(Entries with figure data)
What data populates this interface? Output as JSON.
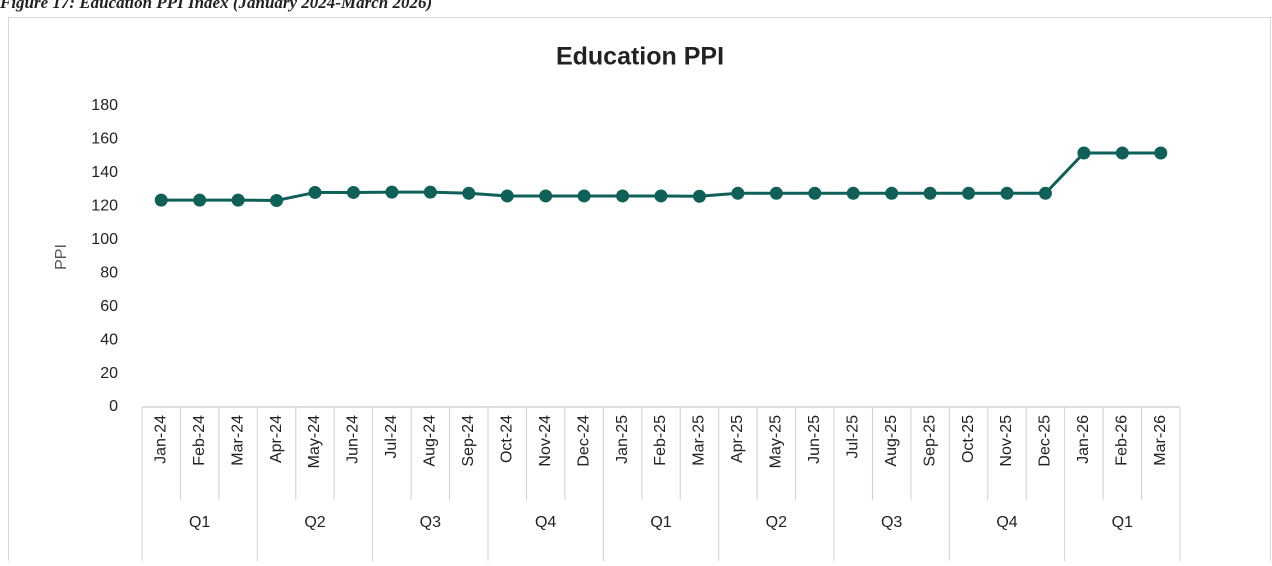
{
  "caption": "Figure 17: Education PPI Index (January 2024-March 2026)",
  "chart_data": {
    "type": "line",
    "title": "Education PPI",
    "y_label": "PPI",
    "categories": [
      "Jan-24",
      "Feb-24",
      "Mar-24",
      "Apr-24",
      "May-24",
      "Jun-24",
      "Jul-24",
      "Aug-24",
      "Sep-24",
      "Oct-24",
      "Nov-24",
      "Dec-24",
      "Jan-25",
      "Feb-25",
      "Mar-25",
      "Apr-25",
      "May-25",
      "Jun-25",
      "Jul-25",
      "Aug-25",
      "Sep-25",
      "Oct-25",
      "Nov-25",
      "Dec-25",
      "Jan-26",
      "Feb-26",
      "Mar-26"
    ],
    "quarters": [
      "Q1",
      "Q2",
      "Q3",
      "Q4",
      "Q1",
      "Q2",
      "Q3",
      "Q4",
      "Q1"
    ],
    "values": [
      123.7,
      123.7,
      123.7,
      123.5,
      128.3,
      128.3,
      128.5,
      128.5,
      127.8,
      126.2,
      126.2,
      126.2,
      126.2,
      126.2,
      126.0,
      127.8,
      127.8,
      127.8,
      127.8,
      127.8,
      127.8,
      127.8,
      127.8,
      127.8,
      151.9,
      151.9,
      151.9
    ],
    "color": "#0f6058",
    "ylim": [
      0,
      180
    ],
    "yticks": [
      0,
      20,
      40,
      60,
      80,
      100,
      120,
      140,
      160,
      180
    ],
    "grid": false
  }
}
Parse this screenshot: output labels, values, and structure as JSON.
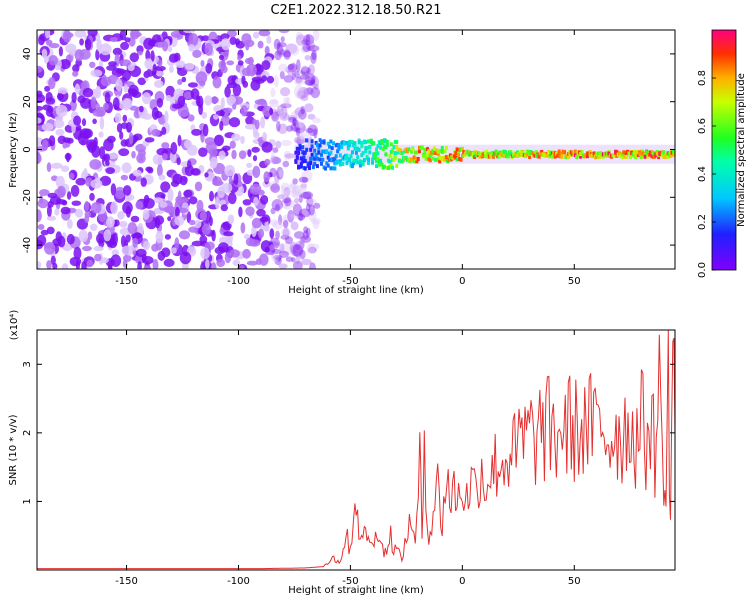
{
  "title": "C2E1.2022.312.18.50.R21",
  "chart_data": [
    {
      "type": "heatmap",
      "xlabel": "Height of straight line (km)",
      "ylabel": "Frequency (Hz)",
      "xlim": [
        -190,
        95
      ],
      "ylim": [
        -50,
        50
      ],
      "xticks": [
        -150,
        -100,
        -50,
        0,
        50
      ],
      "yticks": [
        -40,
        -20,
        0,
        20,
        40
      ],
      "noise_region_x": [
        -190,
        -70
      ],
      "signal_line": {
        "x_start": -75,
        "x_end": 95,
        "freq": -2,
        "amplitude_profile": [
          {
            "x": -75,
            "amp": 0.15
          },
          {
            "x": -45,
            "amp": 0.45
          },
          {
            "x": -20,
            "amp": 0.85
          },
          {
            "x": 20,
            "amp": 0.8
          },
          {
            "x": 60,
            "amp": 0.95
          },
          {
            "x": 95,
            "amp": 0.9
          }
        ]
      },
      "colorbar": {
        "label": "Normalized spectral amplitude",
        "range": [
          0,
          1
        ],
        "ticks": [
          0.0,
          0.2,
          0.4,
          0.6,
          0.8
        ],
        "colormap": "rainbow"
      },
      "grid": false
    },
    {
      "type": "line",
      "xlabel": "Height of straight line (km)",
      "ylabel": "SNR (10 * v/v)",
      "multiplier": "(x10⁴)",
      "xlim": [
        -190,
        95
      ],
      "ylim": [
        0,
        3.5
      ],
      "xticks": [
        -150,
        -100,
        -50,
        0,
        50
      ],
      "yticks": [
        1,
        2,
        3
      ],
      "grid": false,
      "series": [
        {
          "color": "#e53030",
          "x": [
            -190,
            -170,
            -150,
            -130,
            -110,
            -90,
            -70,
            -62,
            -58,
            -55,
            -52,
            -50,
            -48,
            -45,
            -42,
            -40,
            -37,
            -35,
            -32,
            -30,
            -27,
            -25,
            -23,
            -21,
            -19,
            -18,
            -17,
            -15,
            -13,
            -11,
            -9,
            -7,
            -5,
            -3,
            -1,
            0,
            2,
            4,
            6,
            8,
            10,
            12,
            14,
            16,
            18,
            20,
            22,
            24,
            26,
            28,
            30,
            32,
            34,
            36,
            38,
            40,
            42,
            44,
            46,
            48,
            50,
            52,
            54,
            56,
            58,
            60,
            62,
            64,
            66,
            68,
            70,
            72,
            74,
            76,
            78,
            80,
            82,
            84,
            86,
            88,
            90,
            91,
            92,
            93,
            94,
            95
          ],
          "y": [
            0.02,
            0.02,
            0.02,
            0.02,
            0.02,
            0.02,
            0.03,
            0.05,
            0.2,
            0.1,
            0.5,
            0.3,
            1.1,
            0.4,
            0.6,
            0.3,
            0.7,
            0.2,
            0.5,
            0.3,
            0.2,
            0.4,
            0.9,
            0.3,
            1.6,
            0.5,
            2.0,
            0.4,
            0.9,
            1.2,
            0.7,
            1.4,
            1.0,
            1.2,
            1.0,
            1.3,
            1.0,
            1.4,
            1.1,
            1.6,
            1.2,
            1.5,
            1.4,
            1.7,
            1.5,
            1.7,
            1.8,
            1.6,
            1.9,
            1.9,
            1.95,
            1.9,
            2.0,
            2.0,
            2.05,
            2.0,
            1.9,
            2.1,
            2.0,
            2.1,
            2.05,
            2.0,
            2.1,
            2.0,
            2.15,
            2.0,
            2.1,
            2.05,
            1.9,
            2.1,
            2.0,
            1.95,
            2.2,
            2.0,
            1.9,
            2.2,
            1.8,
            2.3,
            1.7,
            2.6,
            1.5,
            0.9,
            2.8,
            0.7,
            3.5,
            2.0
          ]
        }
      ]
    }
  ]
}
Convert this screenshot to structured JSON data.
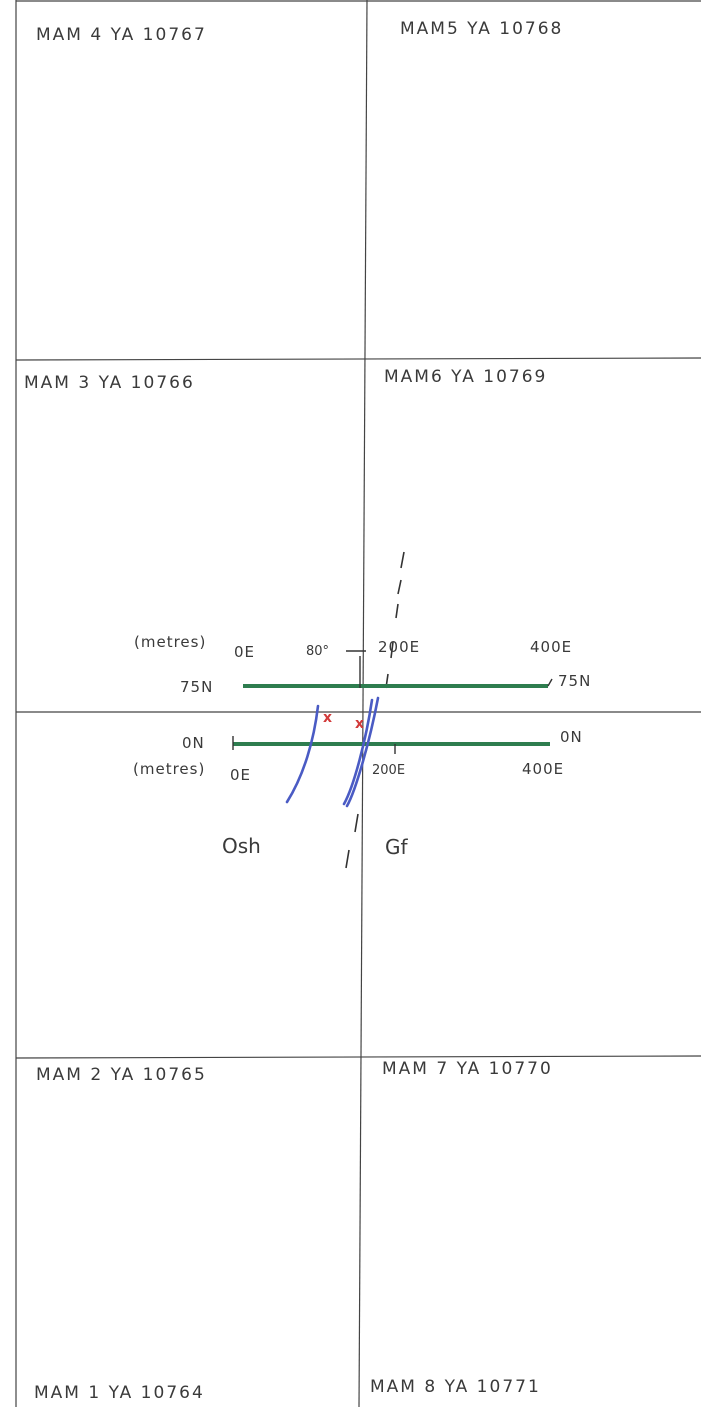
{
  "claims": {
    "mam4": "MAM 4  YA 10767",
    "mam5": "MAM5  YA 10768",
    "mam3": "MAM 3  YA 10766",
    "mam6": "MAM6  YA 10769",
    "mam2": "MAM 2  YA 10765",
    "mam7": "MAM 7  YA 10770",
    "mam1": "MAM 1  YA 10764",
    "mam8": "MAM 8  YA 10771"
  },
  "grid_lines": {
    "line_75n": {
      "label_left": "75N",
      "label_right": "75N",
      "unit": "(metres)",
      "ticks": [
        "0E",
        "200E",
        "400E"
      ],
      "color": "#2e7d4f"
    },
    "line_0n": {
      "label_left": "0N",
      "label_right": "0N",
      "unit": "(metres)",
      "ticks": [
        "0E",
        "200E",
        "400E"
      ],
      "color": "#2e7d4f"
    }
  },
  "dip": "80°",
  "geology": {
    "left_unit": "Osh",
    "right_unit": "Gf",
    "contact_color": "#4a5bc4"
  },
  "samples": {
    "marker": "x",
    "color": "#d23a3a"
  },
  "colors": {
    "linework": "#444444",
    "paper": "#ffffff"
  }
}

» What is needed
Leave out the pictures and output every record above precisely as given.

» Answer
What data populates this interface? Output as JSON.
{
  "caption": "Figure 17: Education PPI Index (January 2024-March 2026)",
  "chart_data": {
    "type": "line",
    "title": "Education PPI",
    "y_label": "PPI",
    "categories": [
      "Jan-24",
      "Feb-24",
      "Mar-24",
      "Apr-24",
      "May-24",
      "Jun-24",
      "Jul-24",
      "Aug-24",
      "Sep-24",
      "Oct-24",
      "Nov-24",
      "Dec-24",
      "Jan-25",
      "Feb-25",
      "Mar-25",
      "Apr-25",
      "May-25",
      "Jun-25",
      "Jul-25",
      "Aug-25",
      "Sep-25",
      "Oct-25",
      "Nov-25",
      "Dec-25",
      "Jan-26",
      "Feb-26",
      "Mar-26"
    ],
    "quarters": [
      "Q1",
      "Q2",
      "Q3",
      "Q4",
      "Q1",
      "Q2",
      "Q3",
      "Q4",
      "Q1"
    ],
    "values": [
      123.7,
      123.7,
      123.7,
      123.5,
      128.3,
      128.3,
      128.5,
      128.5,
      127.8,
      126.2,
      126.2,
      126.2,
      126.2,
      126.2,
      126.0,
      127.8,
      127.8,
      127.8,
      127.8,
      127.8,
      127.8,
      127.8,
      127.8,
      127.8,
      151.9,
      151.9,
      151.9
    ],
    "color": "#0f6058",
    "ylim": [
      0,
      180
    ],
    "yticks": [
      0,
      20,
      40,
      60,
      80,
      100,
      120,
      140,
      160,
      180
    ],
    "grid": false
  }
}
Parse this screenshot: output labels, values, and structure as JSON.
{
  "title": "C2E1.2022.312.18.50.R21",
  "chart_data": [
    {
      "type": "heatmap",
      "xlabel": "Height of straight line (km)",
      "ylabel": "Frequency (Hz)",
      "xlim": [
        -190,
        95
      ],
      "ylim": [
        -50,
        50
      ],
      "xticks": [
        -150,
        -100,
        -50,
        0,
        50
      ],
      "yticks": [
        -40,
        -20,
        0,
        20,
        40
      ],
      "noise_region_x": [
        -190,
        -70
      ],
      "signal_line": {
        "x_start": -75,
        "x_end": 95,
        "freq": -2,
        "amplitude_profile": [
          {
            "x": -75,
            "amp": 0.15
          },
          {
            "x": -45,
            "amp": 0.45
          },
          {
            "x": -20,
            "amp": 0.85
          },
          {
            "x": 20,
            "amp": 0.8
          },
          {
            "x": 60,
            "amp": 0.95
          },
          {
            "x": 95,
            "amp": 0.9
          }
        ]
      },
      "colorbar": {
        "label": "Normalized spectral amplitude",
        "range": [
          0,
          1
        ],
        "ticks": [
          0.0,
          0.2,
          0.4,
          0.6,
          0.8
        ],
        "colormap": "rainbow"
      },
      "grid": false
    },
    {
      "type": "line",
      "xlabel": "Height of straight line (km)",
      "ylabel": "SNR (10 * v/v)",
      "multiplier": "(x10⁴)",
      "xlim": [
        -190,
        95
      ],
      "ylim": [
        0,
        3.5
      ],
      "xticks": [
        -150,
        -100,
        -50,
        0,
        50
      ],
      "yticks": [
        1,
        2,
        3
      ],
      "grid": false,
      "series": [
        {
          "color": "#e53030",
          "x": [
            -190,
            -170,
            -150,
            -130,
            -110,
            -90,
            -70,
            -62,
            -58,
            -55,
            -52,
            -50,
            -48,
            -45,
            -42,
            -40,
            -37,
            -35,
            -32,
            -30,
            -27,
            -25,
            -23,
            -21,
            -19,
            -18,
            -17,
            -15,
            -13,
            -11,
            -9,
            -7,
            -5,
            -3,
            -1,
            0,
            2,
            4,
            6,
            8,
            10,
            12,
            14,
            16,
            18,
            20,
            22,
            24,
            26,
            28,
            30,
            32,
            34,
            36,
            38,
            40,
            42,
            44,
            46,
            48,
            50,
            52,
            54,
            56,
            58,
            60,
            62,
            64,
            66,
            68,
            70,
            72,
            74,
            76,
            78,
            80,
            82,
            84,
            86,
            88,
            90,
            91,
            92,
            93,
            94,
            95
          ],
          "y": [
            0.02,
            0.02,
            0.02,
            0.02,
            0.02,
            0.02,
            0.03,
            0.05,
            0.2,
            0.1,
            0.5,
            0.3,
            1.1,
            0.4,
            0.6,
            0.3,
            0.7,
            0.2,
            0.5,
            0.3,
            0.2,
            0.4,
            0.9,
            0.3,
            1.6,
            0.5,
            2.0,
            0.4,
            0.9,
            1.2,
            0.7,
            1.4,
            1.0,
            1.2,
            1.0,
            1.3,
            1.0,
            1.4,
            1.1,
            1.6,
            1.2,
            1.5,
            1.4,
            1.7,
            1.5,
            1.7,
            1.8,
            1.6,
            1.9,
            1.9,
            1.95,
            1.9,
            2.0,
            2.0,
            2.05,
            2.0,
            1.9,
            2.1,
            2.0,
            2.1,
            2.05,
            2.0,
            2.1,
            2.0,
            2.15,
            2.0,
            2.1,
            2.05,
            1.9,
            2.1,
            2.0,
            1.95,
            2.2,
            2.0,
            1.9,
            2.2,
            1.8,
            2.3,
            1.7,
            2.6,
            1.5,
            0.9,
            2.8,
            0.7,
            3.5,
            2.0
          ]
        }
      ]
    }
  ]
}
Convert this screenshot to structured JSON data.
{
  "claims": {
    "mam4": "MAM 4  YA 10767",
    "mam5": "MAM5  YA 10768",
    "mam3": "MAM 3  YA 10766",
    "mam6": "MAM6  YA 10769",
    "mam2": "MAM 2  YA 10765",
    "mam7": "MAM 7  YA 10770",
    "mam1": "MAM 1  YA 10764",
    "mam8": "MAM 8  YA 10771"
  },
  "grid_lines": {
    "line_75n": {
      "label_left": "75N",
      "label_right": "75N",
      "unit": "(metres)",
      "ticks": [
        "0E",
        "200E",
        "400E"
      ],
      "color": "#2e7d4f"
    },
    "line_0n": {
      "label_left": "0N",
      "label_right": "0N",
      "unit": "(metres)",
      "ticks": [
        "0E",
        "200E",
        "400E"
      ],
      "color": "#2e7d4f"
    }
  },
  "dip": "80°",
  "geology": {
    "left_unit": "Osh",
    "right_unit": "Gf",
    "contact_color": "#4a5bc4"
  },
  "samples": {
    "marker": "x",
    "color": "#d23a3a"
  },
  "colors": {
    "linework": "#444444",
    "paper": "#ffffff"
  }
}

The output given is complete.